[START SUPPLIED DATA]

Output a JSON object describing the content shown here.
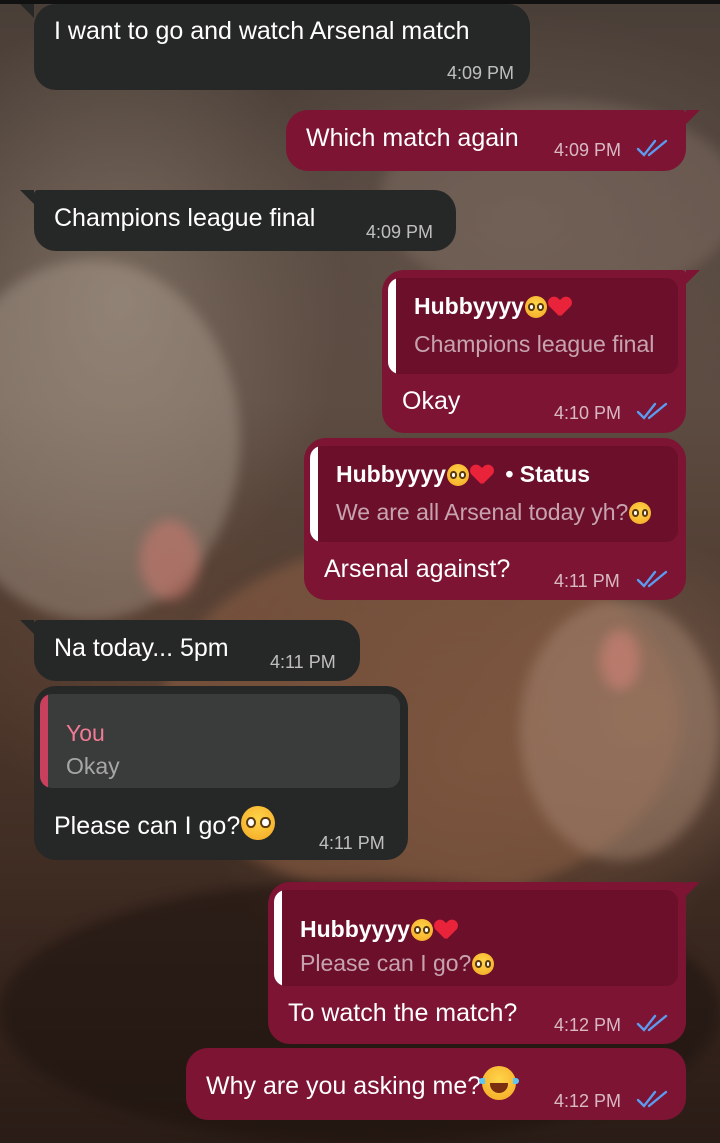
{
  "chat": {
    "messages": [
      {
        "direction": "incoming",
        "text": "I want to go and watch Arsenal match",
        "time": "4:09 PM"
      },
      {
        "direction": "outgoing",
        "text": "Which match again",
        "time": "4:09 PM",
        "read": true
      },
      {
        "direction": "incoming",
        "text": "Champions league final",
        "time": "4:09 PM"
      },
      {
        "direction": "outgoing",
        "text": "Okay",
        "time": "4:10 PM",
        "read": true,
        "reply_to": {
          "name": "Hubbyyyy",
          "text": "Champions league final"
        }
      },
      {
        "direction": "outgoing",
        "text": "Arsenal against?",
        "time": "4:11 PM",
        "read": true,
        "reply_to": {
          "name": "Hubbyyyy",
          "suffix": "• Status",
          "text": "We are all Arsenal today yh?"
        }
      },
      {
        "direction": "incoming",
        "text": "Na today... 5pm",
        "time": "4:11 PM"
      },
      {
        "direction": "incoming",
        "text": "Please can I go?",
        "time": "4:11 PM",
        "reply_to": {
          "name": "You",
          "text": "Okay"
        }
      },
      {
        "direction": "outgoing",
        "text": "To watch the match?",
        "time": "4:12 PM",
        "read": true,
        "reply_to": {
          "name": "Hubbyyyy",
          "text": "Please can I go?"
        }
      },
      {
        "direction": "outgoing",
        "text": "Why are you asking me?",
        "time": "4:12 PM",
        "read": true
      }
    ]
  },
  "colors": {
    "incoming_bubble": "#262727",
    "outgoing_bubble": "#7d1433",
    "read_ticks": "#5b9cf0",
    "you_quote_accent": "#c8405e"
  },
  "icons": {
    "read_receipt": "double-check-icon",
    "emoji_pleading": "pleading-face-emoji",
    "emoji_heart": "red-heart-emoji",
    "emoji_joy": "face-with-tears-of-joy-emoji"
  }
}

[END SUPPLIED DATA]

Write out the entries again, exactly as given, skipping any images.

_EXPECTED ANSWER_
Output a JSON object describing the content shown here.
{
  "chat": {
    "messages": [
      {
        "direction": "incoming",
        "text": "I want to go and watch Arsenal match",
        "time": "4:09 PM"
      },
      {
        "direction": "outgoing",
        "text": "Which match again",
        "time": "4:09 PM",
        "read": true
      },
      {
        "direction": "incoming",
        "text": "Champions league final",
        "time": "4:09 PM"
      },
      {
        "direction": "outgoing",
        "text": "Okay",
        "time": "4:10 PM",
        "read": true,
        "reply_to": {
          "name": "Hubbyyyy",
          "text": "Champions league final"
        }
      },
      {
        "direction": "outgoing",
        "text": "Arsenal against?",
        "time": "4:11 PM",
        "read": true,
        "reply_to": {
          "name": "Hubbyyyy",
          "suffix": "• Status",
          "text": "We are all Arsenal today yh?"
        }
      },
      {
        "direction": "incoming",
        "text": "Na today... 5pm",
        "time": "4:11 PM"
      },
      {
        "direction": "incoming",
        "text": "Please can I go?",
        "time": "4:11 PM",
        "reply_to": {
          "name": "You",
          "text": "Okay"
        }
      },
      {
        "direction": "outgoing",
        "text": "To watch the match?",
        "time": "4:12 PM",
        "read": true,
        "reply_to": {
          "name": "Hubbyyyy",
          "text": "Please can I go?"
        }
      },
      {
        "direction": "outgoing",
        "text": "Why are you asking me?",
        "time": "4:12 PM",
        "read": true
      }
    ]
  },
  "colors": {
    "incoming_bubble": "#262727",
    "outgoing_bubble": "#7d1433",
    "read_ticks": "#5b9cf0",
    "you_quote_accent": "#c8405e"
  },
  "icons": {
    "read_receipt": "double-check-icon",
    "emoji_pleading": "pleading-face-emoji",
    "emoji_heart": "red-heart-emoji",
    "emoji_joy": "face-with-tears-of-joy-emoji"
  }
}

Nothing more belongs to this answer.